**PROBLEM DESCRIPTION**.
Say how many lines contain the word "which". Only the number should be given.

[A run of records]

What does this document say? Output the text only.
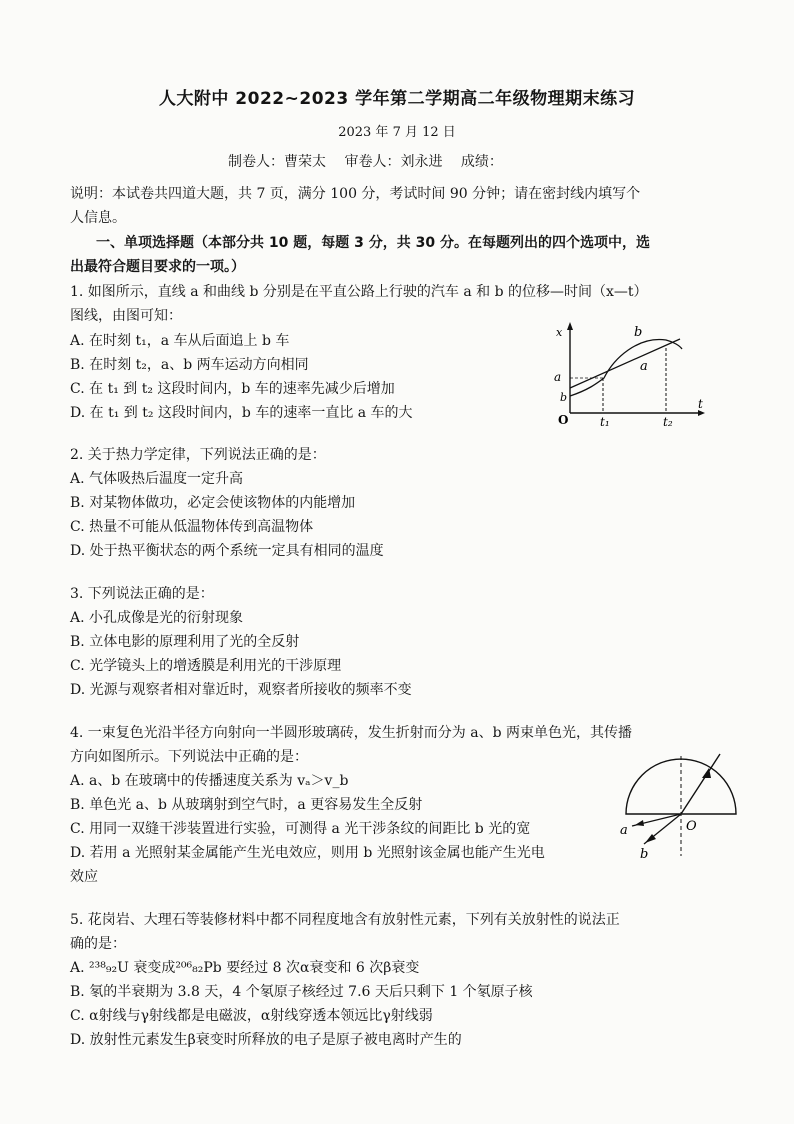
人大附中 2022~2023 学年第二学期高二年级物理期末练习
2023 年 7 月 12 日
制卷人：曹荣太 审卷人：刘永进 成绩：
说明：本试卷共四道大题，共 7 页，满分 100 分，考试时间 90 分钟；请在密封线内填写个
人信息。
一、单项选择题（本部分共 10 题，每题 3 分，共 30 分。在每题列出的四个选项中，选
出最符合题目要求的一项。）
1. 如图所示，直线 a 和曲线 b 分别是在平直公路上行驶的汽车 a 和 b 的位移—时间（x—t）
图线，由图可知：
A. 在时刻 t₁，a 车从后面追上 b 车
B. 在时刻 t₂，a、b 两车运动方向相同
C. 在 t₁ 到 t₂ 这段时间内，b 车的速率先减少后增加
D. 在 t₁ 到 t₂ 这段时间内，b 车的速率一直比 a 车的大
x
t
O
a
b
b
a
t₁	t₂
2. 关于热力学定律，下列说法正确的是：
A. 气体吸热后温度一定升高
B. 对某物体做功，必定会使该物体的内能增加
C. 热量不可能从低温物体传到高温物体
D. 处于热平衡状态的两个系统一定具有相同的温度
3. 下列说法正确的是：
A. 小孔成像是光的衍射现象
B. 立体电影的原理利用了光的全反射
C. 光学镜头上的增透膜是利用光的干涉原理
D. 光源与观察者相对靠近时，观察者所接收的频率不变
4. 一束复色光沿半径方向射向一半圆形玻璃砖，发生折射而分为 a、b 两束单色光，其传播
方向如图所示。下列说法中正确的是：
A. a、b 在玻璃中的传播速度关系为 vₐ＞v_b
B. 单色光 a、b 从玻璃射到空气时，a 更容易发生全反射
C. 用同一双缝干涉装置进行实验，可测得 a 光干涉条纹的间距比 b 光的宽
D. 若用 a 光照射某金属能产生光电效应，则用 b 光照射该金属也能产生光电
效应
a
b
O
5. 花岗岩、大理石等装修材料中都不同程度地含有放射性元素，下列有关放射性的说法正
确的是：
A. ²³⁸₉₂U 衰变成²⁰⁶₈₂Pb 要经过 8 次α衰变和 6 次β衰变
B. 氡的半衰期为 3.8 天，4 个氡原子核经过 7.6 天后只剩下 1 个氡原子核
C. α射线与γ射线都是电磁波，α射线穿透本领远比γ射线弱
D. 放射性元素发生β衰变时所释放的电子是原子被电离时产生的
==
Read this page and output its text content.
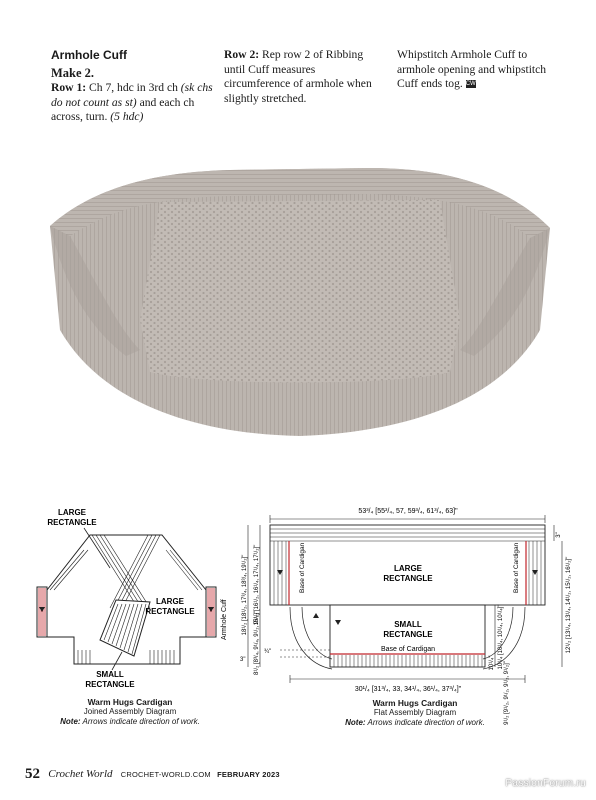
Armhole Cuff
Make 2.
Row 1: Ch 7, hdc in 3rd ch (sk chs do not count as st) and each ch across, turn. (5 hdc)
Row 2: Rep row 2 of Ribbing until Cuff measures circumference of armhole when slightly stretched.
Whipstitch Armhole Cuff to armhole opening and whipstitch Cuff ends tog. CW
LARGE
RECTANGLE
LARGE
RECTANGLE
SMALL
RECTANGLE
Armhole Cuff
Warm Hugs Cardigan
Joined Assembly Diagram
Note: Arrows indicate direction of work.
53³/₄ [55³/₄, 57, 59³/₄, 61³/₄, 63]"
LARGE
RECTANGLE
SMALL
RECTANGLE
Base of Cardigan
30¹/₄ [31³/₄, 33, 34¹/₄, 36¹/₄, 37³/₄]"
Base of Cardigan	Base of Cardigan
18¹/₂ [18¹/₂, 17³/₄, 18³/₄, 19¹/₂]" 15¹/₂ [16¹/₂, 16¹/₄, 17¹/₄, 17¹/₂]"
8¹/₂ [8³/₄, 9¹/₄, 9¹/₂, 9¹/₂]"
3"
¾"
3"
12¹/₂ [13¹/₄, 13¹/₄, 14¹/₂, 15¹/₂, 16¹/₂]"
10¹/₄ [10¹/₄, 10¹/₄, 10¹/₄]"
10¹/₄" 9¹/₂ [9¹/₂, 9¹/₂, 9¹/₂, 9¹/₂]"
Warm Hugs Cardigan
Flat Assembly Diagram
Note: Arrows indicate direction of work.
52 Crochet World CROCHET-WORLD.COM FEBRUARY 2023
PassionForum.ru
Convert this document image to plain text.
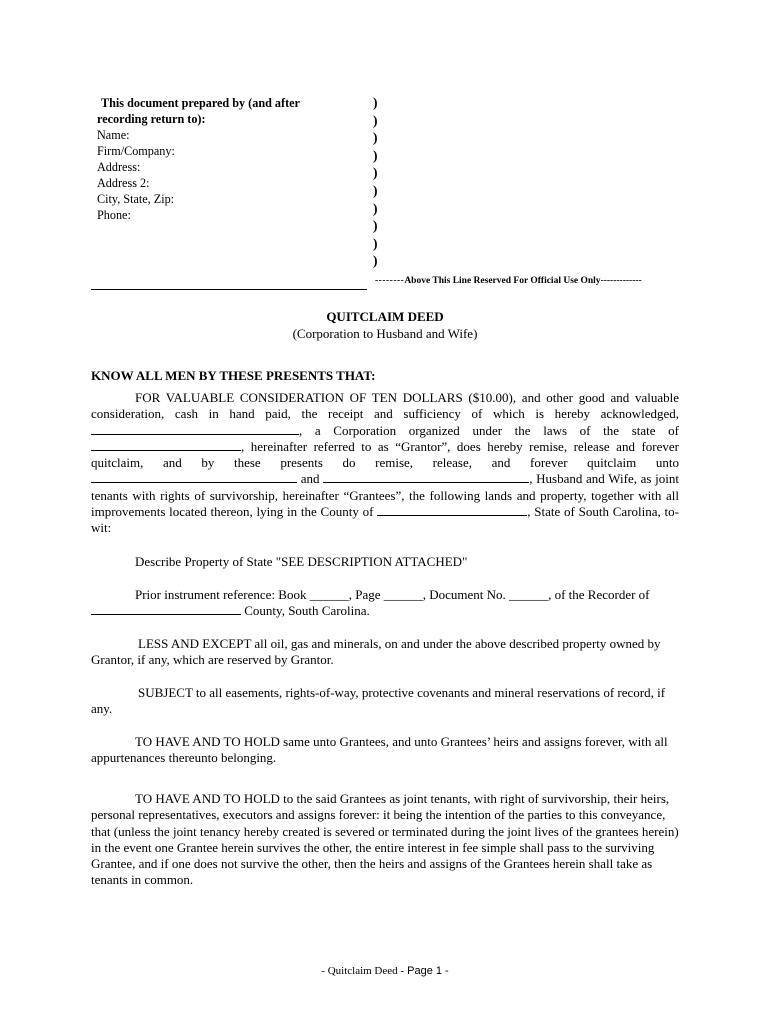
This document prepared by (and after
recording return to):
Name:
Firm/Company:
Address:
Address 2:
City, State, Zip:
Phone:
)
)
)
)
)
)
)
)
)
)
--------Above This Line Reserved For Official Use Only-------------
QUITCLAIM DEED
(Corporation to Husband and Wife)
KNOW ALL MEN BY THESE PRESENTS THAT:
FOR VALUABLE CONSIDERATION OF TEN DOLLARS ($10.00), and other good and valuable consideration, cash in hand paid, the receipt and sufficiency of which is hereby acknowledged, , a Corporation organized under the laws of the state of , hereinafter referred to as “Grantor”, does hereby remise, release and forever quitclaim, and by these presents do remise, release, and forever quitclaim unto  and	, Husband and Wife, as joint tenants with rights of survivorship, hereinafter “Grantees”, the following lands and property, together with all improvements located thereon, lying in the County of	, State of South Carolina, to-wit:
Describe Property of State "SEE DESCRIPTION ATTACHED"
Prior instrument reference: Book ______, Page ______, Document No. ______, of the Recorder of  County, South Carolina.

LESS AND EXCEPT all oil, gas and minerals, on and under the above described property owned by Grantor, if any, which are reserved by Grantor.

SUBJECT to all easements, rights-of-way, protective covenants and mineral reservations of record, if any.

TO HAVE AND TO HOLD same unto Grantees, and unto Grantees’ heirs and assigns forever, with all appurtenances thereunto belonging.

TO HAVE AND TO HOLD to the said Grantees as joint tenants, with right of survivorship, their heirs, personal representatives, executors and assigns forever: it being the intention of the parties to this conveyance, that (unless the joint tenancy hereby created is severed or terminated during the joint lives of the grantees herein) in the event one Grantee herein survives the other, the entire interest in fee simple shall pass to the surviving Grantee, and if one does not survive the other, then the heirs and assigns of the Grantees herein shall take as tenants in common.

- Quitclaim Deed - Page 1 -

**OUTPUT OF THE TASK**.
2